**Task brief:**
From the records below, pull each line that has "also".
===============
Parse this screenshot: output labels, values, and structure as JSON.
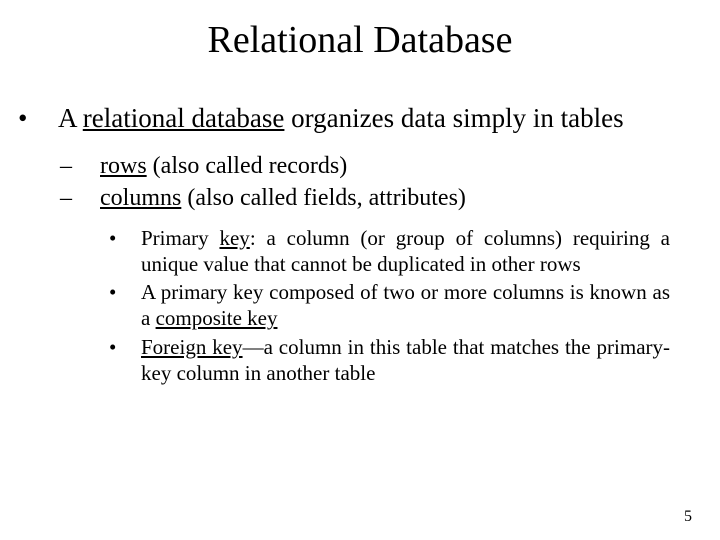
{
  "title": "Relational Database",
  "bullet1": {
    "marker": "•",
    "pre": "A ",
    "u": "relational database",
    "post": " organizes data simply in tables"
  },
  "sub1": {
    "marker": "–",
    "u": "rows",
    "post": " (also called records)"
  },
  "sub2": {
    "marker": "–",
    "u": "columns",
    "post": " (also called fields, attributes)"
  },
  "subsub1": {
    "marker": "•",
    "pre": "Primary ",
    "u": "key",
    "post": ": a column (or group of columns) requiring a unique value that cannot be duplicated in other rows"
  },
  "subsub2": {
    "marker": "•",
    "pre": "A primary key composed of two or more columns is known as a ",
    "u": "composite key"
  },
  "subsub3": {
    "marker": "•",
    "u": "Foreign key",
    "post": "—a column in this table that matches the primary-key column in another table"
  },
  "pageNumber": "5"
}
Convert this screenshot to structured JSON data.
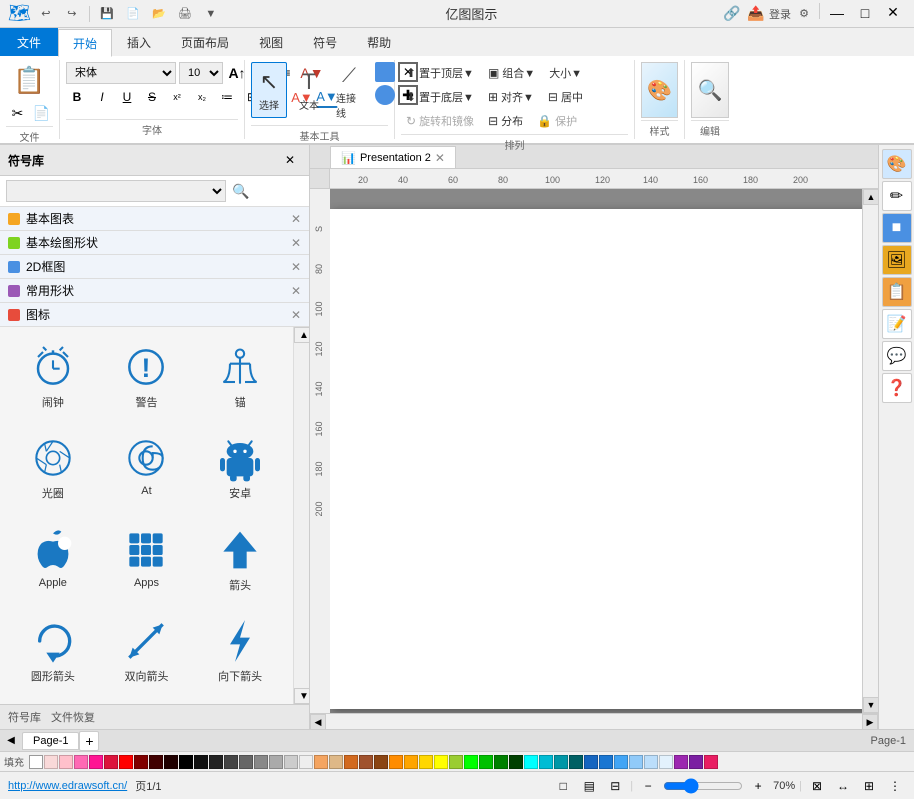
{
  "app": {
    "title": "亿图图示",
    "url": "http://www.edrawsoft.cn/",
    "page_info": "页1/1"
  },
  "title_bar": {
    "quick_actions": [
      "↩",
      "↪",
      "💾",
      "🖨",
      "📋"
    ],
    "window_controls": [
      "—",
      "□",
      "✕"
    ]
  },
  "ribbon": {
    "tabs": [
      "文件",
      "开始",
      "插入",
      "页面布局",
      "视图",
      "符号",
      "帮助"
    ],
    "active_tab": "开始",
    "file_tab": "文件",
    "groups": {
      "clipboard": {
        "label": "文件",
        "buttons": []
      },
      "font": {
        "label": "字体",
        "name": "宋体",
        "size": "10"
      },
      "basic_tools": {
        "label": "基本工具",
        "buttons": [
          "选择",
          "文本",
          "连接线"
        ]
      },
      "arrange": {
        "label": "排列",
        "top_buttons": [
          "置于顶层",
          "组合",
          "大小"
        ],
        "bottom_buttons": [
          "置于底层",
          "对齐",
          "居中"
        ],
        "rotate": "旋转和镜像",
        "distribute": "分布",
        "protect": "保护"
      },
      "style": {
        "label": "样式"
      },
      "edit": {
        "label": "编辑"
      }
    }
  },
  "symbol_library": {
    "title": "符号库",
    "search_placeholder": "",
    "categories": [
      {
        "name": "基本图表",
        "color": "#f5a623"
      },
      {
        "name": "基本绘图形状",
        "color": "#7ed321"
      },
      {
        "name": "2D框图",
        "color": "#4a90e2"
      },
      {
        "name": "常用形状",
        "color": "#9b59b6"
      },
      {
        "name": "图标",
        "color": "#e74c3c"
      }
    ],
    "symbols": [
      {
        "id": "alarm",
        "label": "闹钟",
        "unicode": "⏰"
      },
      {
        "id": "warning",
        "label": "警告",
        "unicode": "❗"
      },
      {
        "id": "anchor",
        "label": "锚",
        "unicode": "⚓"
      },
      {
        "id": "aperture",
        "label": "光圈",
        "unicode": "◎"
      },
      {
        "id": "at",
        "label": "At",
        "unicode": "@"
      },
      {
        "id": "android",
        "label": "安卓",
        "unicode": "🤖"
      },
      {
        "id": "apple",
        "label": "Apple",
        "unicode": ""
      },
      {
        "id": "apps",
        "label": "Apps",
        "unicode": "⋮⋮⋮"
      },
      {
        "id": "arrow-up",
        "label": "箭头",
        "unicode": "↑"
      },
      {
        "id": "arrow-circle",
        "label": "圆形箭头",
        "unicode": "↺"
      },
      {
        "id": "arrow-two",
        "label": "双向箭头",
        "unicode": "↗"
      },
      {
        "id": "arrow-down",
        "label": "向下箭头",
        "unicode": "⚡"
      }
    ],
    "footer": [
      "符号库",
      "文件恢复"
    ]
  },
  "canvas": {
    "tab_name": "Presentation 2",
    "ruler_marks": [
      "20",
      "40",
      "60",
      "80",
      "100",
      "120",
      "140",
      "160",
      "180",
      "200"
    ]
  },
  "page_tabs": {
    "tabs": [
      "Page-1"
    ],
    "active": "Page-1",
    "add_label": "+"
  },
  "status_bar": {
    "link": "http://www.edrawsoft.cn/",
    "page_info": "页1/1",
    "zoom": "70%",
    "view_buttons": [
      "□",
      "▤",
      "⊟"
    ]
  },
  "right_panel": {
    "buttons": [
      "🖌",
      "✏",
      "🟦",
      "🖼",
      "📋",
      "📝",
      "💬",
      "❓"
    ]
  },
  "colors": {
    "accent_blue": "#0078d7",
    "tab_file_bg": "#0078d7",
    "symbol_color": "#1a78c2"
  }
}
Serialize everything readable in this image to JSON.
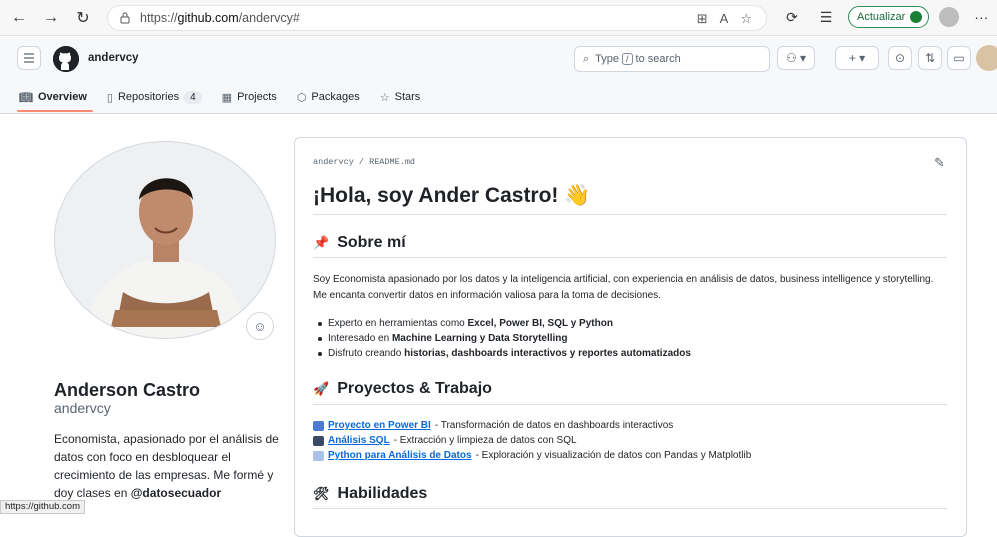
{
  "browser": {
    "url_prefix": "https://",
    "url_domain": "github.com",
    "url_path": "/andervcy#",
    "update_label": "Actualizar",
    "more": "···"
  },
  "header": {
    "username": "andervcy",
    "search_placeholder_pre": "Type",
    "search_key": "/",
    "search_placeholder_post": "to search"
  },
  "tabs": [
    {
      "label": "Overview",
      "icon": "book-icon"
    },
    {
      "label": "Repositories",
      "icon": "repo-icon",
      "count": "4"
    },
    {
      "label": "Projects",
      "icon": "table-icon"
    },
    {
      "label": "Packages",
      "icon": "package-icon"
    },
    {
      "label": "Stars",
      "icon": "star-icon"
    }
  ],
  "profile": {
    "fullname": "Anderson Castro",
    "login": "andervcy",
    "bio": "Economista, apasionado por el análisis de datos con foco en desbloquear el crecimiento de las empresas. Me formé y doy clases en",
    "bio_handle": "@datosecuador"
  },
  "readme": {
    "crumb": "andervcy / README.md",
    "title": "¡Hola, soy Ander Castro!",
    "title_emoji": "👋",
    "about_heading": "Sobre mí",
    "about_emoji": "📌",
    "about_text": "Soy Economista apasionado por los datos y la inteligencia artificial, con experiencia en análisis de datos, business intelligence y storytelling. Me encanta convertir datos en información valiosa para la toma de decisiones.",
    "bullets": [
      {
        "pre": "Experto en herramientas como ",
        "bold": "Excel, Power BI, SQL y Python"
      },
      {
        "pre": "Interesado en ",
        "bold": "Machine Learning y Data Storytelling"
      },
      {
        "pre": "Disfruto creando ",
        "bold": "historias, dashboards interactivos y reportes automatizados"
      }
    ],
    "projects_heading": "Proyectos & Trabajo",
    "projects_emoji": "🚀",
    "projects": [
      {
        "link": "Proyecto en Power BI",
        "desc": " - Transformación de datos en dashboards interactivos",
        "icon": "bar-chart-icon"
      },
      {
        "link": "Análisis SQL",
        "desc": " - Extracción y limpieza de datos con SQL",
        "icon": "database-icon"
      },
      {
        "link": "Python para Análisis de Datos",
        "desc": " - Exploración y visualización de datos con Pandas y Matplotlib",
        "icon": "chart-up-icon"
      }
    ],
    "skills_heading": "Habilidades",
    "skills_emoji": "🛠"
  },
  "status_bar": "https://github.com",
  "colors": {
    "accent_link": "#0969da",
    "tab_underline": "#fd8c73",
    "update_green": "#1a7f37"
  }
}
===============
**Full response:**
    "post": " (also called records)"
    "post": " (also called fields, attributes)"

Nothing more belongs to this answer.